§ **Task prompt**
Return each line of the records below that contains the word "hotfix".

[Records from a dataset]
§

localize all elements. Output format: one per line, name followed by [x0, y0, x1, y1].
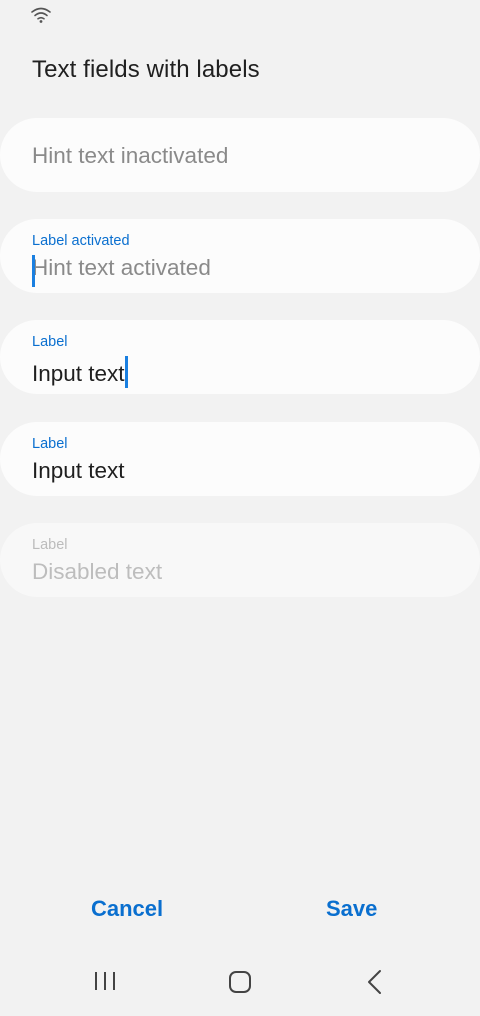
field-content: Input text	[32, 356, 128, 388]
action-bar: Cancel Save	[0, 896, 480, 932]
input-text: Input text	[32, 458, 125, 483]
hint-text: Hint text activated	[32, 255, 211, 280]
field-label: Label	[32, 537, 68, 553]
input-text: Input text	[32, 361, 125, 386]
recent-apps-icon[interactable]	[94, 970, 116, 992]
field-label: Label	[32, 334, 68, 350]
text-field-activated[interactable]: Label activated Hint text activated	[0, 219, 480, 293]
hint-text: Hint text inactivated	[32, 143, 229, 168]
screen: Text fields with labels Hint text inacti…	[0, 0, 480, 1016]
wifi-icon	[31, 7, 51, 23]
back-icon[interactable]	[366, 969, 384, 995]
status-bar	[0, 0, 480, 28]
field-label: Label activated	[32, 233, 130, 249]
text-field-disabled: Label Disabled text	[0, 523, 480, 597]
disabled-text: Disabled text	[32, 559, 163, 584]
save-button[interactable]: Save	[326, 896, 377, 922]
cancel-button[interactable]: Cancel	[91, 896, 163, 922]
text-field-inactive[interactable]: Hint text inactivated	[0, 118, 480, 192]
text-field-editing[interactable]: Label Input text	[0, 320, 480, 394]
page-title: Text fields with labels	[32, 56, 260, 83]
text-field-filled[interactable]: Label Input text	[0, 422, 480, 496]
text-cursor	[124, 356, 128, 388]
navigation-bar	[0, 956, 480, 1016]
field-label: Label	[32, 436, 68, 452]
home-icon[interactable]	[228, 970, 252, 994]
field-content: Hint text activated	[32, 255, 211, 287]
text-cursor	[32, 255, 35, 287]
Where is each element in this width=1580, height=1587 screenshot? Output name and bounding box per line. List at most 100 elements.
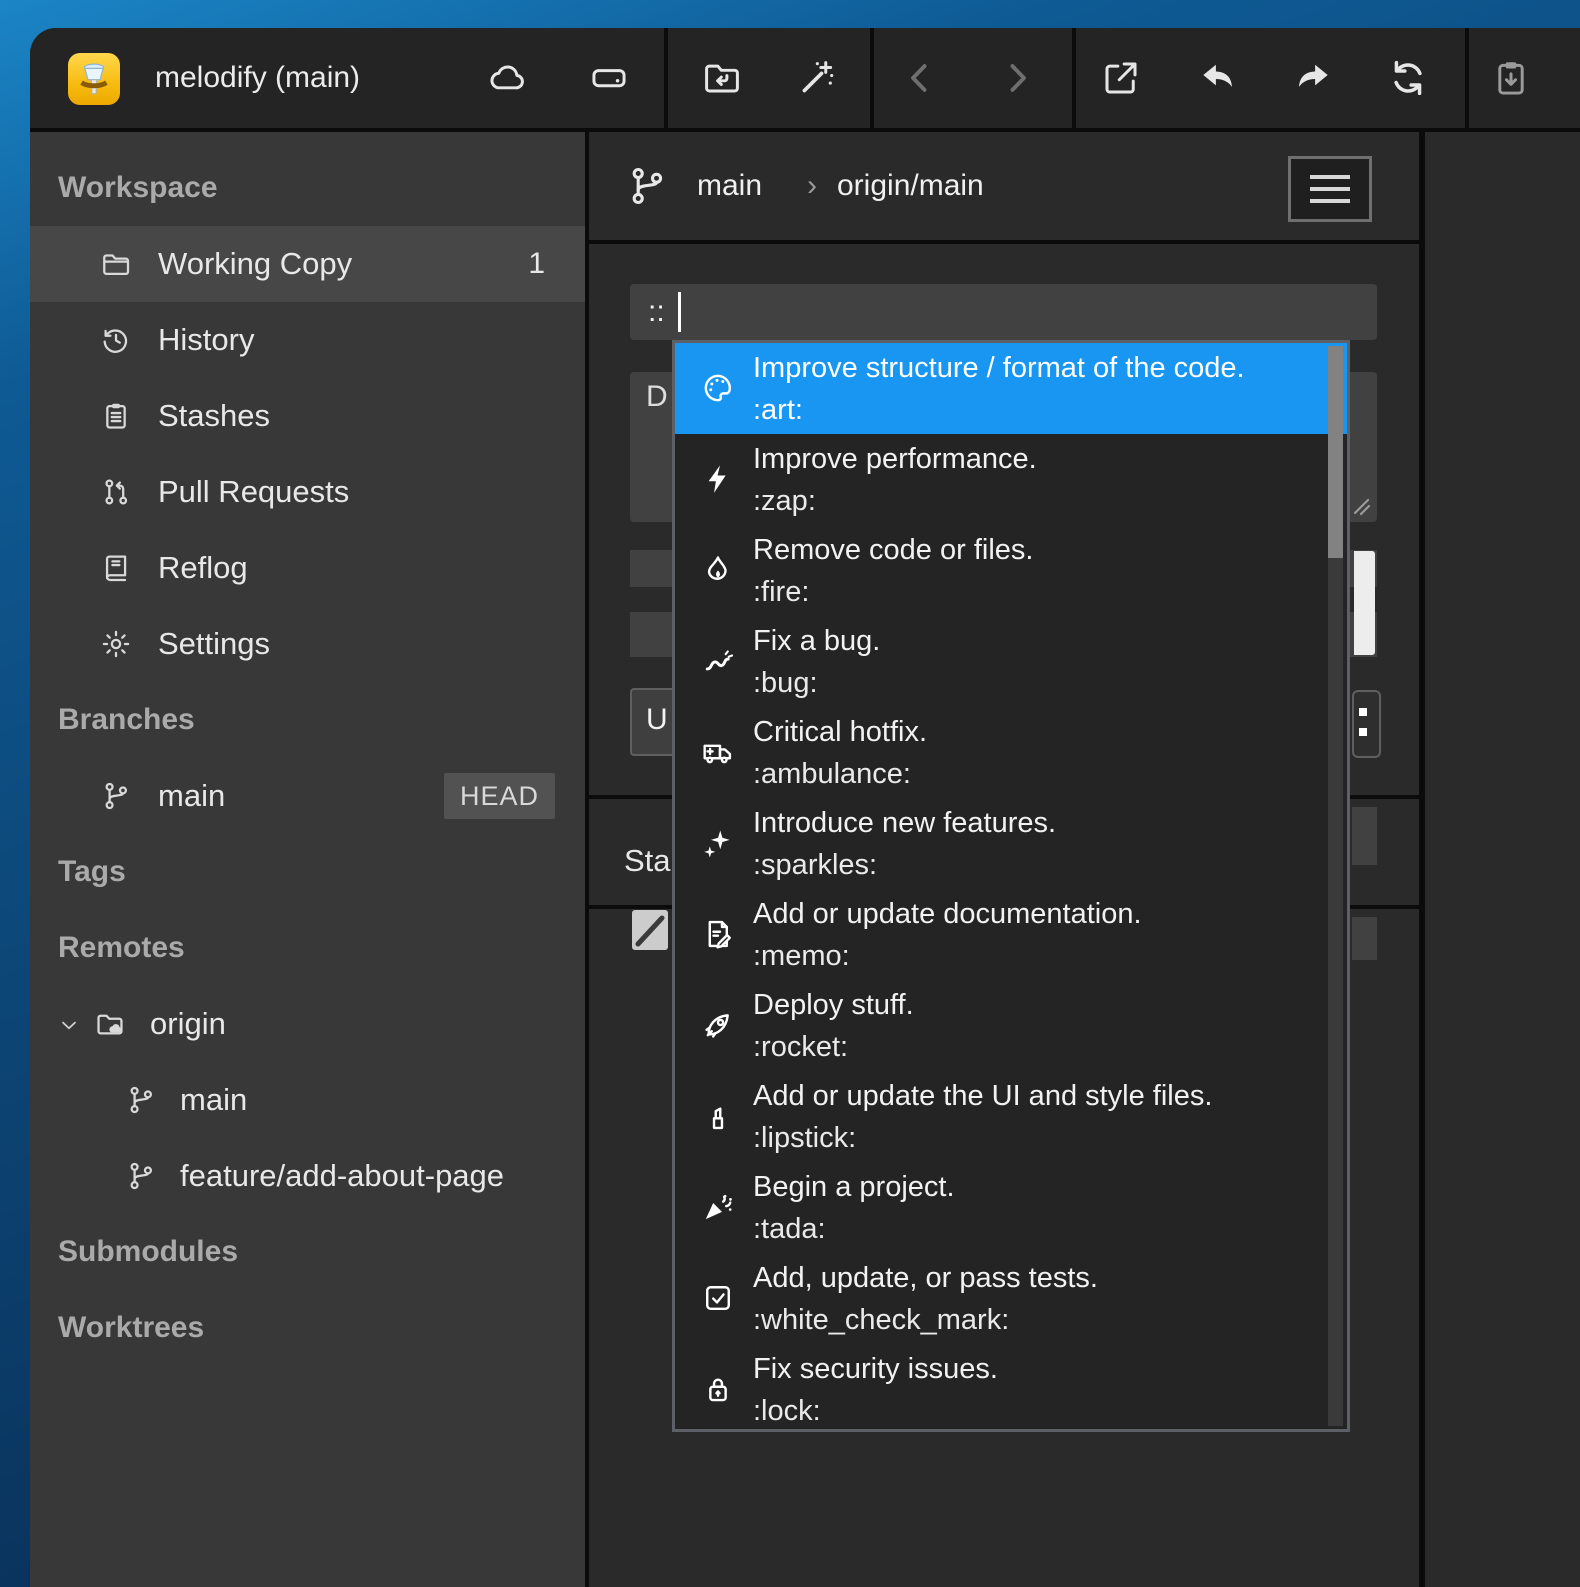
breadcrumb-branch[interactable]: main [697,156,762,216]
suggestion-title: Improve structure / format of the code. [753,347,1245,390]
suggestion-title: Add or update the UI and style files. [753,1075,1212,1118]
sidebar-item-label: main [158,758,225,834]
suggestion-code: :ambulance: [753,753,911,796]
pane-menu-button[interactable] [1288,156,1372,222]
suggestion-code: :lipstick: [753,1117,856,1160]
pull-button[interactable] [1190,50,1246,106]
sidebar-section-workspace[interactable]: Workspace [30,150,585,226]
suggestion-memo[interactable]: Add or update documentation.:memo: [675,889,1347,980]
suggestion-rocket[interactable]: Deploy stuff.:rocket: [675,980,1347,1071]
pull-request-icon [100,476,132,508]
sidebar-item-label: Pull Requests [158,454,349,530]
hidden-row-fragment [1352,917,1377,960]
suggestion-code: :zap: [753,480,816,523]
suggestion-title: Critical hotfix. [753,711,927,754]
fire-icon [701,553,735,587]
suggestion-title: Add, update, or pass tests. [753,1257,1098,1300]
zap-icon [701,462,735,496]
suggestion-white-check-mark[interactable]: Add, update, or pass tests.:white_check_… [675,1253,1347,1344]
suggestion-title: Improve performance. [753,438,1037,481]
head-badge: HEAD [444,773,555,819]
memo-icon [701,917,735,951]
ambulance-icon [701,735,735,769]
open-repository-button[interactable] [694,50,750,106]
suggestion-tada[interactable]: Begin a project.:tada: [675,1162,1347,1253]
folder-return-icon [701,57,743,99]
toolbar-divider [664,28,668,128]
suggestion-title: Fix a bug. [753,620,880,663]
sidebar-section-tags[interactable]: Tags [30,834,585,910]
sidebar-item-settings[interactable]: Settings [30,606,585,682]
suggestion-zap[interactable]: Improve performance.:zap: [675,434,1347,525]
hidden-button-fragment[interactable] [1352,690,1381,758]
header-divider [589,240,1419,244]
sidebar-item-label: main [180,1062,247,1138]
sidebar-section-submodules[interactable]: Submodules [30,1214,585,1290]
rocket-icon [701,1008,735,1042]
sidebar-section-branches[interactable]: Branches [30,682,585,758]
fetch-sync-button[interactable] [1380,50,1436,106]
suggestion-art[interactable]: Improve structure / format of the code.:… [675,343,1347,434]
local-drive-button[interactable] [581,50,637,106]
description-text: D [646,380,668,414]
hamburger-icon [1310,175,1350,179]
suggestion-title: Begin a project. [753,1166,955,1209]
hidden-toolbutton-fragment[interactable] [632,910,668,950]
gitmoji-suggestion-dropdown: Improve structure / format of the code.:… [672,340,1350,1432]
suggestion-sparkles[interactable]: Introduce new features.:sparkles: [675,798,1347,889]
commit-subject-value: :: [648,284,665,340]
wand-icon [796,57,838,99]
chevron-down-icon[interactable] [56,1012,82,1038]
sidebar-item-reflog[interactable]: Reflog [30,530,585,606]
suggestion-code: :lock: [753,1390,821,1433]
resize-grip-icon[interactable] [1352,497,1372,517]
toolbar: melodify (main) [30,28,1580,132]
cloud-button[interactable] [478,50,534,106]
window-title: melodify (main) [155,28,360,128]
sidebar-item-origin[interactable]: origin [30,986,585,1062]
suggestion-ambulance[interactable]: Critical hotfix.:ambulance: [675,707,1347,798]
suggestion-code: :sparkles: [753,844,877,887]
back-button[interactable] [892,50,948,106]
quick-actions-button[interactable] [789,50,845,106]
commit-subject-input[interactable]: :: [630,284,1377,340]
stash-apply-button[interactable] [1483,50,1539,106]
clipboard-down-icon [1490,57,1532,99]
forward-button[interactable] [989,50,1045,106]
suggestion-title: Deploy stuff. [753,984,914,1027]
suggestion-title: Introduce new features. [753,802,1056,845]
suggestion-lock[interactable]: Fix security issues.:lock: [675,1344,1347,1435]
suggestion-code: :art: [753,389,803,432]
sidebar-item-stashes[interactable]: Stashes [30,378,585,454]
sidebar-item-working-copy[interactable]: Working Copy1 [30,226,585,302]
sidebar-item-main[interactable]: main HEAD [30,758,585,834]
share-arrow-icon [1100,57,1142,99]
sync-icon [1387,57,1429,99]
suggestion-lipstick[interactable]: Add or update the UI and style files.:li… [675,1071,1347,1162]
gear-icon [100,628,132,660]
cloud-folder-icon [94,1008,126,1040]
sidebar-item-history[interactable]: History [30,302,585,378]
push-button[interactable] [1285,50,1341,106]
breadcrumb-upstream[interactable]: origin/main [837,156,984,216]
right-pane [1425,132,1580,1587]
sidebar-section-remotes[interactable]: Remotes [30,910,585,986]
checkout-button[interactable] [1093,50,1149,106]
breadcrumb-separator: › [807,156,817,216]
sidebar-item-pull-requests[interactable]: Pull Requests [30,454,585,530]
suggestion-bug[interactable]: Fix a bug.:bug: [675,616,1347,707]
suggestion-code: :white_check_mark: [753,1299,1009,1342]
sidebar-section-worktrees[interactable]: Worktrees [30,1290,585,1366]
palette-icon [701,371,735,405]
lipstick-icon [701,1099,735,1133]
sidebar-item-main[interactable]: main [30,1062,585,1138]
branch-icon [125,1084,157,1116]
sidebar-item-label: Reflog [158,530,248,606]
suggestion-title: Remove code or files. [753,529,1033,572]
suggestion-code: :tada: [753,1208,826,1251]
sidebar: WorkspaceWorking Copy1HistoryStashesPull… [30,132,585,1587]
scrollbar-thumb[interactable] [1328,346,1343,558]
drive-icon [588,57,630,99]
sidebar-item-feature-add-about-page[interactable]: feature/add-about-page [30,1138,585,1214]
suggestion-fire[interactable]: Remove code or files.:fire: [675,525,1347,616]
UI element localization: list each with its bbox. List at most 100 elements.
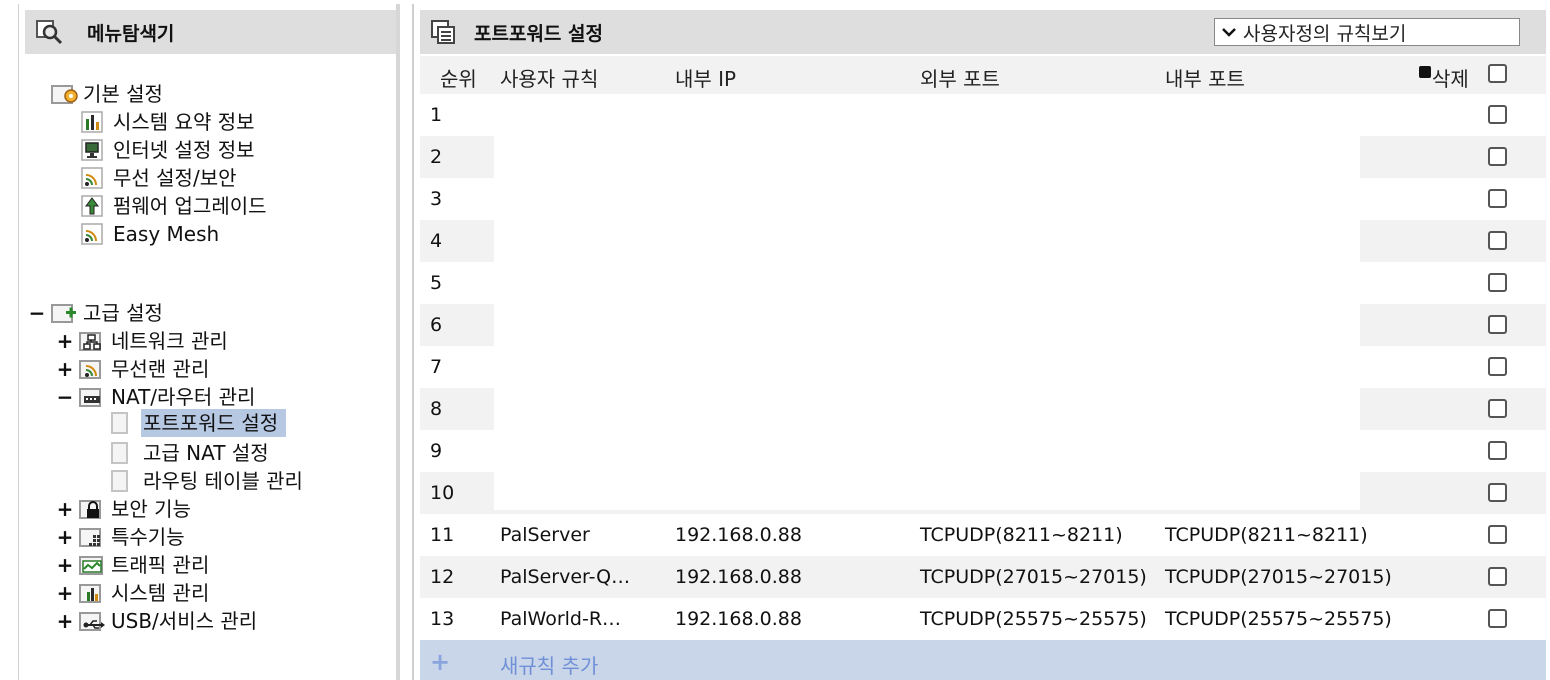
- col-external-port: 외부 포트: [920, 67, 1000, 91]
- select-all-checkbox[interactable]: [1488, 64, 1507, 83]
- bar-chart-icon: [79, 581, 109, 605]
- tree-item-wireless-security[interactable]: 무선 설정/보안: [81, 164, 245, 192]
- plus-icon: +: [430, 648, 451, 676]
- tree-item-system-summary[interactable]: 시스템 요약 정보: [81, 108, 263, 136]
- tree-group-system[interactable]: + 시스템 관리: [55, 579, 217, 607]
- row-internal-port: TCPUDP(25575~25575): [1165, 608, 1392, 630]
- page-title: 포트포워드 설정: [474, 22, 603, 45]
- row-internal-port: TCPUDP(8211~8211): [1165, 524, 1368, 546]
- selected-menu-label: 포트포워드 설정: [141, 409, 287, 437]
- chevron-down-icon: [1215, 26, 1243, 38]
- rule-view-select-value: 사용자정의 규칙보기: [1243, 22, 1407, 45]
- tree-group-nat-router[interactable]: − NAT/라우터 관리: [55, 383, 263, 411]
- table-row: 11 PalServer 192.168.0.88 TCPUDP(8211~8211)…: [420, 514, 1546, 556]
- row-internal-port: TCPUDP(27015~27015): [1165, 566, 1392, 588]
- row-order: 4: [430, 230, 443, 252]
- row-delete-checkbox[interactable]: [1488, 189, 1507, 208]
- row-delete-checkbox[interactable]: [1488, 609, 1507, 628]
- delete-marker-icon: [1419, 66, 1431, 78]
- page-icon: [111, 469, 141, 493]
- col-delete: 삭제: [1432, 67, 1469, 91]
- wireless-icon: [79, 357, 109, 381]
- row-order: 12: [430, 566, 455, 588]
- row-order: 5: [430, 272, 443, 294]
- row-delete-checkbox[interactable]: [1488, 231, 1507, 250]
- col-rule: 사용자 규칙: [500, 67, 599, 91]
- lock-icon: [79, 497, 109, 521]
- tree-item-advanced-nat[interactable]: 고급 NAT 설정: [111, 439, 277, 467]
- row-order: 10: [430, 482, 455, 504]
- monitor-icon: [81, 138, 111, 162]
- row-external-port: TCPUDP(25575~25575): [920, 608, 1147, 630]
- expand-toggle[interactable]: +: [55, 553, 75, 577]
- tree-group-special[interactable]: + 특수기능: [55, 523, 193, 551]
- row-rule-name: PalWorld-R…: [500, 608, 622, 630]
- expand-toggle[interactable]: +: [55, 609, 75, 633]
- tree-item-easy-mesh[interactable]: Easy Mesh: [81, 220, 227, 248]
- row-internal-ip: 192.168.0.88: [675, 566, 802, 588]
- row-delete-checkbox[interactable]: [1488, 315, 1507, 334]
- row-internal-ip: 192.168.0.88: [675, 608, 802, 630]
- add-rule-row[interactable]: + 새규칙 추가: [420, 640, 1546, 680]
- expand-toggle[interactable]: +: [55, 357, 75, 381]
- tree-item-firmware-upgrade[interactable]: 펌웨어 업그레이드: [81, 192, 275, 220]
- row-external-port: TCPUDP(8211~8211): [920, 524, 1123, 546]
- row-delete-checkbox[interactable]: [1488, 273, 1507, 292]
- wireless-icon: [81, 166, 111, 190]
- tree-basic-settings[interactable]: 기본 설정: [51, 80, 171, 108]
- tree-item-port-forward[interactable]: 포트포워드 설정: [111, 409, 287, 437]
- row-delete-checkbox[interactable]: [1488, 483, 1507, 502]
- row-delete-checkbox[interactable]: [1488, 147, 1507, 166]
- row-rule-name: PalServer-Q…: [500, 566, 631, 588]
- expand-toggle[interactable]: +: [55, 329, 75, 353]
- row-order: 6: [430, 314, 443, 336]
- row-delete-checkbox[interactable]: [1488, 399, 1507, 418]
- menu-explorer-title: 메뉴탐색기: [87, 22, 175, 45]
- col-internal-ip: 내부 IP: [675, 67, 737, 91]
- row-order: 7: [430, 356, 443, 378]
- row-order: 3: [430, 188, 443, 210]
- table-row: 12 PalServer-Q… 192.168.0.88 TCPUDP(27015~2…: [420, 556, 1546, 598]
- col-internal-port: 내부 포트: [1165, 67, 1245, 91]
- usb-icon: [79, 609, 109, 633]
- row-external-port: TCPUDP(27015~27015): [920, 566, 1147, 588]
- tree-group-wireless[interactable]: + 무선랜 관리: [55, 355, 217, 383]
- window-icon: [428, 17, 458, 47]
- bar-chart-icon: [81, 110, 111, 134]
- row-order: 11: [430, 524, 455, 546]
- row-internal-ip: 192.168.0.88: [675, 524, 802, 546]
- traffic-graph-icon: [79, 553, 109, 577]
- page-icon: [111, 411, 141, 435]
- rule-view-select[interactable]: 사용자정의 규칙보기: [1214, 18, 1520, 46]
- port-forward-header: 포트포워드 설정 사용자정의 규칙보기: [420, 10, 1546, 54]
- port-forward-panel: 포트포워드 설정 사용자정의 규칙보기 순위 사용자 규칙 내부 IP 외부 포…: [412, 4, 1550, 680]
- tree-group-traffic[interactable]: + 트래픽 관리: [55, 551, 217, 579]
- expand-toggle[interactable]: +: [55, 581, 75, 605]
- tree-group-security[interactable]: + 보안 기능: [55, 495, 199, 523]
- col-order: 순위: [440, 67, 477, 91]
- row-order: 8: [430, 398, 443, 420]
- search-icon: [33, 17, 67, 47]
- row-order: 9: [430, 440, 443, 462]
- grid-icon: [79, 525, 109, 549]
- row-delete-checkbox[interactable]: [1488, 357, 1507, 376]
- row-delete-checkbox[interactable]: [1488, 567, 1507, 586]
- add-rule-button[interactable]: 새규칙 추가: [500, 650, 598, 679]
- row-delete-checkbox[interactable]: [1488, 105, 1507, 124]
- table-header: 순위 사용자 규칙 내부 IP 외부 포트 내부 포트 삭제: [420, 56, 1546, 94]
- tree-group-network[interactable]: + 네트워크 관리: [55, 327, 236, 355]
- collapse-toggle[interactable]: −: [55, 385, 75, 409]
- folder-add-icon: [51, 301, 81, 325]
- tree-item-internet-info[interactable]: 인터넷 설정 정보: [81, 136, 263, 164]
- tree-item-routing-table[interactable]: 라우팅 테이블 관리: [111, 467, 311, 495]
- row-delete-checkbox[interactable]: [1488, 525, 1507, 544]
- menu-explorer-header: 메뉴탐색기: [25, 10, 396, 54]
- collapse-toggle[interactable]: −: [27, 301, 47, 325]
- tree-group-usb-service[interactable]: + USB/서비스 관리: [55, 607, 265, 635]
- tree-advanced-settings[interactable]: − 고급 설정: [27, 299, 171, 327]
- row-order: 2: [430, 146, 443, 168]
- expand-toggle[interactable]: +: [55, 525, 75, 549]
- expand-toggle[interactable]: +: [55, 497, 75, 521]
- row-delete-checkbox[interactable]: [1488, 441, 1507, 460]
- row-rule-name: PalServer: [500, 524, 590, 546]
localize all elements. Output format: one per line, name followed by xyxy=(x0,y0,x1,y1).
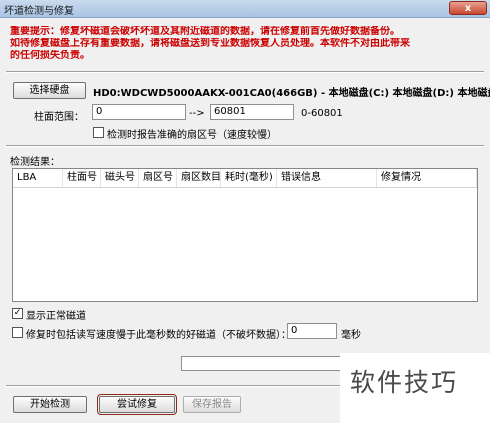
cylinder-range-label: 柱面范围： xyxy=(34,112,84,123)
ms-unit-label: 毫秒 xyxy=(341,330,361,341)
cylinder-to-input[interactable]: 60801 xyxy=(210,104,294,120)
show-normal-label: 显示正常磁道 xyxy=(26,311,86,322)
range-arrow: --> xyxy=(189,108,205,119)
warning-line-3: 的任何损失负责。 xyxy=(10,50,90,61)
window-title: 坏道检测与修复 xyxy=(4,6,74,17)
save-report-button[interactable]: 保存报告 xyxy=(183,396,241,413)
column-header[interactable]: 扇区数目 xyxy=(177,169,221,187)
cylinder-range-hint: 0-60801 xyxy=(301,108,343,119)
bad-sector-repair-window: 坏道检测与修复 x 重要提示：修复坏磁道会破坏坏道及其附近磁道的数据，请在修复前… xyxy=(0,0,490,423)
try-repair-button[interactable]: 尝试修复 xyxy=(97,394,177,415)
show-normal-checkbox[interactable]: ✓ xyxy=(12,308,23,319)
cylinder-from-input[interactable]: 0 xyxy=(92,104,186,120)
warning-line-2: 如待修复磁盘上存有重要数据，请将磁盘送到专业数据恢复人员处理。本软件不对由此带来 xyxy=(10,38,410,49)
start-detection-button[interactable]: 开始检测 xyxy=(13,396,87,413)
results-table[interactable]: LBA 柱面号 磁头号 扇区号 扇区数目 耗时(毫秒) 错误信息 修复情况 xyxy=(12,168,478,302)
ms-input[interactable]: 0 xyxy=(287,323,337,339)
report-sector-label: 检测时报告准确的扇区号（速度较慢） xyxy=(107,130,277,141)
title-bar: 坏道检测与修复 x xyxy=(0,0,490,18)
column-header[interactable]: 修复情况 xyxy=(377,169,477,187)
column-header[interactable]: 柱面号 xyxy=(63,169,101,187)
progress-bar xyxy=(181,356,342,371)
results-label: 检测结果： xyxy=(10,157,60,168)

§

§ **Solved exercise**
suggestion-title: Critical hotfix. [753,711,927,754]
suggestion-ambulance[interactable]: Critical hotfix.:ambulance: [675,707,1347,798]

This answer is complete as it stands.